- Instruction 1
Collect every row that contains the word "modal" and copy each one in full.

- Excerpt provided
++++++++

When the Oregon Schools and Activities Association decided to add play-in games in 2010, I had major concerns.

The biggest problem I saw was that it was going to take away the importance of the regular season. I was also worried that some coaches would abuse the system, doing things like holding players out of games to rest them up for the postseason.

Two years later, I would like to take the opportunity to admit that I was wrong (that doesn’t happen very often, so enjoy it while you can).

The system is still far from perfect. Power rankings are a joke and it is nonsense that there are fully formed leagues like the Pacific Conference (eight teams), while there are hybrid leagues like the 6A Special District 2 (three teams).

But the powers that be got it right when they decided to have an all-encompassing play-in game for 6A teams (Class 5A allows for fewer play-in games).

I cannot tell you for an absolute fact that coaches have not been abusing the system by resting players and keeping them out of competitions. That would take following more teams more closely than any one person has time for. I have not seen it happen with the teams I have covered, though.

As for the regular season not meaning anything, spend a little time talking to prep coaches at the beginning of the season and you will realize that doing well in league competition still matters to most.

I spent the latter weeks of August listening to coaches talk about how they wanted to use the preseason to prepare themselves for conference play. They told me how their teams wanted to win a conference championship.

If anything, having play-in games has made winning a league championship worth more than it was worth before. Teams do not just want to play for second or third place and a position in the playoffs. They know that they have a shot to go to the playoffs anyway. They want to bring home a league championship.

My initial reaction after learning about the play-in games was that allowing every team the opportunity to play in the playoffs ended up being a form of sports communism where the undeserving were rewarded along with deserving.

Well, in a way it is. But, this present is far more utopian than dystopian.

The teams that finish high in the league are rewarded with a bye. They still get credit for a good regular season. And as for the teams did not do well during the regular season, the play-in system still gives the athletes a chance to compete in a playoff environment.

And isn’t that who high school sports are supposed to be for?

++++++++

- Instruction 2
Quote the column on high school play-in games verbatim, from "When the Oregon" to "fewer play-in games).".

Stored data

++++++++

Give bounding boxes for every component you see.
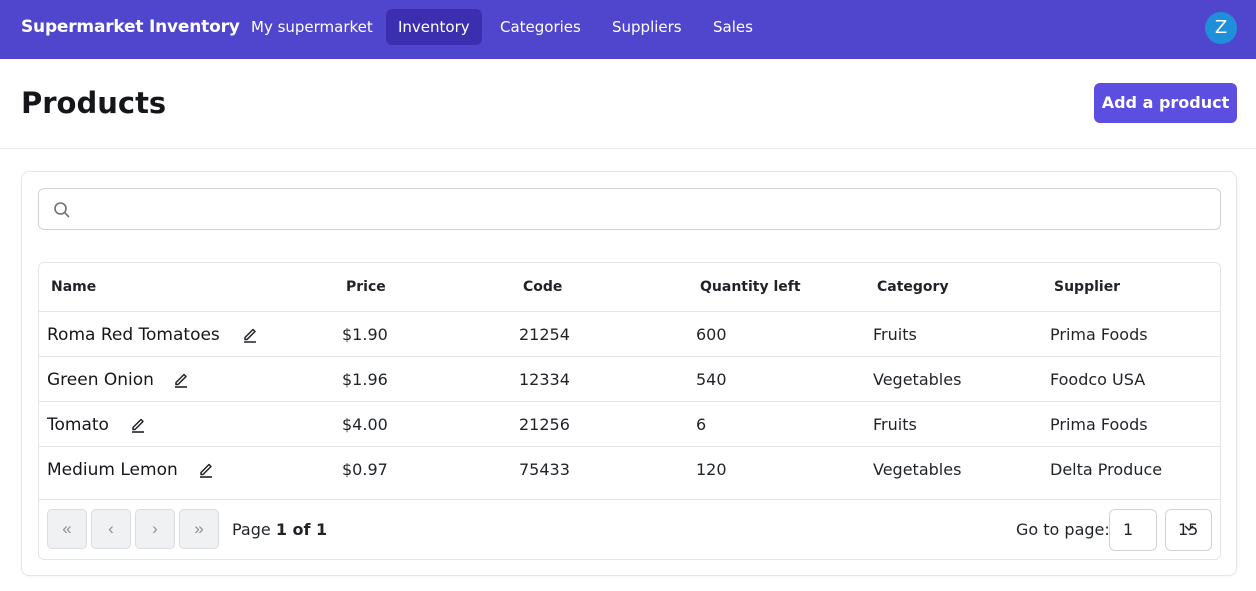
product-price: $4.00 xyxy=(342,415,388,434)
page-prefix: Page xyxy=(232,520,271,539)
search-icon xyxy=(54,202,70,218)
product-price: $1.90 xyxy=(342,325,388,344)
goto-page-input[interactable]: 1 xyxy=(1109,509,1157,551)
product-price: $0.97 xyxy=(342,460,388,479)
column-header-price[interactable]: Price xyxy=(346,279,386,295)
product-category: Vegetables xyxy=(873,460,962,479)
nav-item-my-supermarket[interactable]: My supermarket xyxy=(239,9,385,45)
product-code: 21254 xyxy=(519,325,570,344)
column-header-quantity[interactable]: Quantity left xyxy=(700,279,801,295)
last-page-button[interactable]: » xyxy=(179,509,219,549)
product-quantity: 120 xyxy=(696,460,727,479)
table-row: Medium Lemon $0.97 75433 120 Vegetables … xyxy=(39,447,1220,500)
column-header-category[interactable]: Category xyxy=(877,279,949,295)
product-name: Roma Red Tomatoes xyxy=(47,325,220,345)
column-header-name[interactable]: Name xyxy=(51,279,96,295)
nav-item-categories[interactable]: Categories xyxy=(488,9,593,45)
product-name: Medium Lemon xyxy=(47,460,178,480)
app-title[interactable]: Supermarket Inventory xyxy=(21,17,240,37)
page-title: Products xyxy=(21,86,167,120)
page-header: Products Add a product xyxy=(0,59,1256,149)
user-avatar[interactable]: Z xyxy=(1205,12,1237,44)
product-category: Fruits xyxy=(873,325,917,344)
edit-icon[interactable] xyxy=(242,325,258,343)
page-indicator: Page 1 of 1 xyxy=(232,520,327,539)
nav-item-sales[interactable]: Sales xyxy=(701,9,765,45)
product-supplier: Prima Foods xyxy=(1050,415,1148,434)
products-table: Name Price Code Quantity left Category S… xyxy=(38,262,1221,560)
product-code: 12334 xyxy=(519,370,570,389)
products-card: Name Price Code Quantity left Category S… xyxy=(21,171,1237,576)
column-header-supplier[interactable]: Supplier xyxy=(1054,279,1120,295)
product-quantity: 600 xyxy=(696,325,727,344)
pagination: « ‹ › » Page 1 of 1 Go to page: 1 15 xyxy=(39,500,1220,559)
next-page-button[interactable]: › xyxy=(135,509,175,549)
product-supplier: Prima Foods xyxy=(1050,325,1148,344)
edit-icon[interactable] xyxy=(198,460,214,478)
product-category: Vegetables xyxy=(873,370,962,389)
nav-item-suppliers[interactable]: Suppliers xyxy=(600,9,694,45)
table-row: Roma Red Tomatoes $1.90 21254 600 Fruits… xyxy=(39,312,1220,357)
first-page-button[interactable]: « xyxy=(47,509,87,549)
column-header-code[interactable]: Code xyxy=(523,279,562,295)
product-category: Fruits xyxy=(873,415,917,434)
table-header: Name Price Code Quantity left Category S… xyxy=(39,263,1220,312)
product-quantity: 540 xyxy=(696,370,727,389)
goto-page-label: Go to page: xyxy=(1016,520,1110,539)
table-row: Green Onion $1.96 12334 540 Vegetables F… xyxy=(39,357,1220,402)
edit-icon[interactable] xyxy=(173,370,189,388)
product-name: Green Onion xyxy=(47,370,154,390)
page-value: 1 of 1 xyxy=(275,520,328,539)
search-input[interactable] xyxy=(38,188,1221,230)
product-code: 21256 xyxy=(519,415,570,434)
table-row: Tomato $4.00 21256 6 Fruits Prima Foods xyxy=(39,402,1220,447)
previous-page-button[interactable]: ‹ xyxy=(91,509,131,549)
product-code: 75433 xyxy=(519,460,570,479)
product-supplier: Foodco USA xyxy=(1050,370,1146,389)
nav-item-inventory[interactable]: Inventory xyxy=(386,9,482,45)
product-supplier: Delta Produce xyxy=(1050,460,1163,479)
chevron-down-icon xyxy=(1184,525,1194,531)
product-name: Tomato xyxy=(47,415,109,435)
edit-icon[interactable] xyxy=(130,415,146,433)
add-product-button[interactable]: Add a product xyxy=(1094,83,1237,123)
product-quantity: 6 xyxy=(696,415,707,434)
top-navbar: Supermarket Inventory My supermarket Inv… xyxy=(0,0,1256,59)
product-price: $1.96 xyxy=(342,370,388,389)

++++++++

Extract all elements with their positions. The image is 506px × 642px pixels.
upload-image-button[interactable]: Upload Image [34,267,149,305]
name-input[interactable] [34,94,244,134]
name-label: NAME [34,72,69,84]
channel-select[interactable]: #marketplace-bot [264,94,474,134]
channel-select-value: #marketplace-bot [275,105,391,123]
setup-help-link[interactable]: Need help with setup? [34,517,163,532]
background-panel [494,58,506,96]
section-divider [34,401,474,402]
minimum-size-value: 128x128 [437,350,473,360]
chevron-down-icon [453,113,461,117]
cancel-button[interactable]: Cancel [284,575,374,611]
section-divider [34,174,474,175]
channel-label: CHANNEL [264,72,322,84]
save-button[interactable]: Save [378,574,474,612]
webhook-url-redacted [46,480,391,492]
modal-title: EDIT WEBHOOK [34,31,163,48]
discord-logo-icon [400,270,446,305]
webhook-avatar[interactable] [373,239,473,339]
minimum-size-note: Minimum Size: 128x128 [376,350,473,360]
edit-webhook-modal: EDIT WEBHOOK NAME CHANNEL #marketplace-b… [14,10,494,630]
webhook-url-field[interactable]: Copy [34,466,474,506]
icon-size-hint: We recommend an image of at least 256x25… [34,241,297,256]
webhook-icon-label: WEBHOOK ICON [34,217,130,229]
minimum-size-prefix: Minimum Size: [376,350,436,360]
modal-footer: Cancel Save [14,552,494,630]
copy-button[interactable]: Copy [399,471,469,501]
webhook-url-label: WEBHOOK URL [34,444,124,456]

++++++++

- Complete response 1
modal-title: EDIT WEBHOOK [34,31,163,48]
edit-webhook-modal: EDIT WEBHOOK NAME CHANNEL #marketplace-b… [14,10,494,630]
modal-footer: Cancel Save [14,552,494,630]

- Complete response 2
When the Oregon Schools and Activities Association decided to add play-in games in 2010, I had major concerns.

The biggest problem I saw was that it was going to take away the importance of the regular season. I was also worried that some coaches would abuse the system, doing things like holding players out of games to rest them up for the postseason.

Two years later, I would like to take the opportunity to admit that I was wrong (that doesn’t happen very often, so enjoy it while you can).

The system is still far from perfect. Power rankings are a joke and it is nonsense that there are fully formed leagues like the Pacific Conference (eight teams), while there are hybrid leagues like the 6A Special District 2 (three teams).

But the powers that be got it right when they decided to have an all-encompassing play-in game for 6A teams (Class 5A allows for fewer play-in games).